> **Required task**:
Each line below is to be written out in full, exactly as shown.

> **Source records**:
━━━━

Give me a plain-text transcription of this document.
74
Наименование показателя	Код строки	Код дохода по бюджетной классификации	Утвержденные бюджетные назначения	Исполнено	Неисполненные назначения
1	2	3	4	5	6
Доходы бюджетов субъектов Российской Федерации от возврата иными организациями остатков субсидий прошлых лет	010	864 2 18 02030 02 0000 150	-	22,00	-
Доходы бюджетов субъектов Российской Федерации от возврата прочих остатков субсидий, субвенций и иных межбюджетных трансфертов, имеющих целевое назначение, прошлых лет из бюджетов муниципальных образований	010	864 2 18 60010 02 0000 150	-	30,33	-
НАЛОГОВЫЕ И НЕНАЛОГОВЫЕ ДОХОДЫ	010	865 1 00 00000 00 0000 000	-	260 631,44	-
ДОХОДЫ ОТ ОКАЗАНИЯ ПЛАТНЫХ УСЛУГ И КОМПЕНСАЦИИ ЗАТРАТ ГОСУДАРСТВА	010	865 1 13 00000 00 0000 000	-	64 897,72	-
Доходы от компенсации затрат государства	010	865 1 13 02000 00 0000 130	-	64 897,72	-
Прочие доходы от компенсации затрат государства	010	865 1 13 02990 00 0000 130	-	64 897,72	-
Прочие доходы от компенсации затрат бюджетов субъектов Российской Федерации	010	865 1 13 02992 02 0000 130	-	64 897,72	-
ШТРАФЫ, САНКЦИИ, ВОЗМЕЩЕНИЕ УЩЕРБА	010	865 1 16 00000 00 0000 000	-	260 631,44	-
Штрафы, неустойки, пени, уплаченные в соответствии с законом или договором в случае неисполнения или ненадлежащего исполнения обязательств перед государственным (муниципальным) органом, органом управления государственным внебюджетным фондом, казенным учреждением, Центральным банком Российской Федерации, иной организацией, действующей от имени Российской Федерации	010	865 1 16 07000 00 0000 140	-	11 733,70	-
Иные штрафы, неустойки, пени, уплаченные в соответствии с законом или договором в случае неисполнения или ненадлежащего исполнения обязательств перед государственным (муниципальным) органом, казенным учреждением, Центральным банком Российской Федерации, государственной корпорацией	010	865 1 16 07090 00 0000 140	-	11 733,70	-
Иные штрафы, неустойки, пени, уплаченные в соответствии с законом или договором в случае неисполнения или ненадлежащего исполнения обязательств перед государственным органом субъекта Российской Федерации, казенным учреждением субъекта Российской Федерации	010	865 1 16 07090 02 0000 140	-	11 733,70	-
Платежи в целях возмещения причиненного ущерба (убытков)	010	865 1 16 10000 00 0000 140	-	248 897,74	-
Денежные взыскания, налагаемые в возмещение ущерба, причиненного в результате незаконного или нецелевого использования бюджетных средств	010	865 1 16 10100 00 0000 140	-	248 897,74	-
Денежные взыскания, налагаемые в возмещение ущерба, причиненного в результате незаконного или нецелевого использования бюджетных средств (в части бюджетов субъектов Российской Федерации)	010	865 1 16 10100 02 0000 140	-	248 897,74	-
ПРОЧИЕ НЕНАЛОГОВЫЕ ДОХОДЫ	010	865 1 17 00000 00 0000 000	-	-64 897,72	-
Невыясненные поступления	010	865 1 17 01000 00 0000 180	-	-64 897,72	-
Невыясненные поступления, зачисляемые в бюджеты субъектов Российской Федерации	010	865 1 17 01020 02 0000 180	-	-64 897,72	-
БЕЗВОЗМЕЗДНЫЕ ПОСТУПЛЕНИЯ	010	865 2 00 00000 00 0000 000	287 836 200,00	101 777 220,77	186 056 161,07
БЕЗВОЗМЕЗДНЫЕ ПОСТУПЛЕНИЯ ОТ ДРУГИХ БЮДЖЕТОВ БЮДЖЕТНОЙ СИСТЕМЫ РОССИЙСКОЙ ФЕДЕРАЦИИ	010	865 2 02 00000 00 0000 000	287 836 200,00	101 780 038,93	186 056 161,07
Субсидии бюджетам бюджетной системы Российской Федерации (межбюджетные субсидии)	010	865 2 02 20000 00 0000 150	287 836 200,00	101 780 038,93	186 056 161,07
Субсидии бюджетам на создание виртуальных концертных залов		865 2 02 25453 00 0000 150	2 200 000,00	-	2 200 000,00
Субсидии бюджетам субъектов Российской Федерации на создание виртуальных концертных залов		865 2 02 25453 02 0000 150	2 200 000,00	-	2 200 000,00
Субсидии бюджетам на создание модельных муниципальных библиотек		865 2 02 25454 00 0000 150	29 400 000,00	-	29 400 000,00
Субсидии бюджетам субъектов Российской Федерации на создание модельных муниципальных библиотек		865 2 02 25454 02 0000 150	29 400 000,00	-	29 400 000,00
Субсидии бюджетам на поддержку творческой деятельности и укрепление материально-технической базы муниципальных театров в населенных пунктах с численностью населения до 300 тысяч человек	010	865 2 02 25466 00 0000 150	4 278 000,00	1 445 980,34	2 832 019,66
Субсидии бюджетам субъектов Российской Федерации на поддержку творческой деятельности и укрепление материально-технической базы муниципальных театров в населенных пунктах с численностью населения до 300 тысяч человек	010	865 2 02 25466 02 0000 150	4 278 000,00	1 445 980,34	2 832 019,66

━━━━

> **Result of the task**:
Give me a plain-text transcription of this document.
74
Наименование показателя	Код строки	Код дохода по бюджетной классификации	Утвержденные бюджетные назначения	Исполнено	Неисполненные назначения
1	2	3	4	5	6
Доходы бюджетов субъектов Российской Федерации от возврата иными организациями остатков субсидий прошлых лет	010	864 2 18 02030 02 0000 150	-	22,00	-
Доходы бюджетов субъектов Российской Федерации от возврата прочих остатков субсидий, субвенций и иных межбюджетных трансфертов, имеющих целевое назначение, прошлых лет из бюджетов муниципальных образований	010	864 2 18 60010 02 0000 150	-	30,33	-
НАЛОГОВЫЕ И НЕНАЛОГОВЫЕ ДОХОДЫ	010	865 1 00 00000 00 0000 000	-	260 631,44	-
ДОХОДЫ ОТ ОКАЗАНИЯ ПЛАТНЫХ УСЛУГ И КОМПЕНСАЦИИ ЗАТРАТ ГОСУДАРСТВА	010	865 1 13 00000 00 0000 000	-	64 897,72	-
Доходы от компенсации затрат государства	010	865 1 13 02000 00 0000 130	-	64 897,72	-
Прочие доходы от компенсации затрат государства	010	865 1 13 02990 00 0000 130	-	64 897,72	-
Прочие доходы от компенсации затрат бюджетов субъектов Российской Федерации	010	865 1 13 02992 02 0000 130	-	64 897,72	-
ШТРАФЫ, САНКЦИИ, ВОЗМЕЩЕНИЕ УЩЕРБА	010	865 1 16 00000 00 0000 000	-	260 631,44	-
Штрафы, неустойки, пени, уплаченные в соответствии с законом или договором в случае неисполнения или ненадлежащего исполнения обязательств перед государственным (муниципальным) органом, органом управления государственным внебюджетным фондом, казенным учреждением, Центральным банком Российской Федерации, иной организацией, действующей от имени Российской Федерации	010	865 1 16 07000 00 0000 140	-	11 733,70	-
Иные штрафы, неустойки, пени, уплаченные в соответствии с законом или договором в случае неисполнения или ненадлежащего исполнения обязательств перед государственным (муниципальным) органом, казенным учреждением, Центральным банком Российской Федерации, государственной корпорацией	010	865 1 16 07090 00 0000 140	-	11 733,70	-
Иные штрафы, неустойки, пени, уплаченные в соответствии с законом или договором в случае неисполнения или ненадлежащего исполнения обязательств перед государственным органом субъекта Российской Федерации, казенным учреждением субъекта Российской Федерации	010	865 1 16 07090 02 0000 140	-	11 733,70	-
Платежи в целях возмещения причиненного ущерба (убытков)	010	865 1 16 10000 00 0000 140	-	248 897,74	-
Денежные взыскания, налагаемые в возмещение ущерба, причиненного в результате незаконного или нецелевого использования бюджетных средств	010	865 1 16 10100 00 0000 140	-	248 897,74	-
Денежные взыскания, налагаемые в возмещение ущерба, причиненного в результате незаконного или нецелевого использования бюджетных средств (в части бюджетов субъектов Российской Федерации)	010	865 1 16 10100 02 0000 140	-	248 897,74	-
ПРОЧИЕ НЕНАЛОГОВЫЕ ДОХОДЫ	010	865 1 17 00000 00 0000 000	-	-64 897,72	-
Невыясненные поступления	010	865 1 17 01000 00 0000 180	-	-64 897,72	-
Невыясненные поступления, зачисляемые в бюджеты субъектов Российской Федерации	010	865 1 17 01020 02 0000 180	-	-64 897,72	-
БЕЗВОЗМЕЗДНЫЕ ПОСТУПЛЕНИЯ	010	865 2 00 00000 00 0000 000	287 836 200,00	101 777 220,77	186 056 161,07
БЕЗВОЗМЕЗДНЫЕ ПОСТУПЛЕНИЯ ОТ ДРУГИХ БЮДЖЕТОВ БЮДЖЕТНОЙ СИСТЕМЫ РОССИЙСКОЙ ФЕДЕРАЦИИ	010	865 2 02 00000 00 0000 000	287 836 200,00	101 780 038,93	186 056 161,07
Субсидии бюджетам бюджетной системы Российской Федерации (межбюджетные субсидии)	010	865 2 02 20000 00 0000 150	287 836 200,00	101 780 038,93	186 056 161,07
Субсидии бюджетам на создание виртуальных концертных залов		865 2 02 25453 00 0000 150	2 200 000,00	-	2 200 000,00
Субсидии бюджетам субъектов Российской Федерации на создание виртуальных концертных залов		865 2 02 25453 02 0000 150	2 200 000,00	-	2 200 000,00
Субсидии бюджетам на создание модельных муниципальных библиотек		865 2 02 25454 00 0000 150	29 400 000,00	-	29 400 000,00
Субсидии бюджетам субъектов Российской Федерации на создание модельных муниципальных библиотек		865 2 02 25454 02 0000 150	29 400 000,00	-	29 400 000,00
Субсидии бюджетам на поддержку творческой деятельности и укрепление материально-технической базы муниципальных театров в населенных пунктах с численностью населения до 300 тысяч человек	010	865 2 02 25466 00 0000 150	4 278 000,00	1 445 980,34	2 832 019,66
Субсидии бюджетам субъектов Российской Федерации на поддержку творческой деятельности и укрепление материально-технической базы муниципальных театров в населенных пунктах с численностью населения до 300 тысяч человек	010	865 2 02 25466 02 0000 150	4 278 000,00	1 445 980,34	2 832 019,66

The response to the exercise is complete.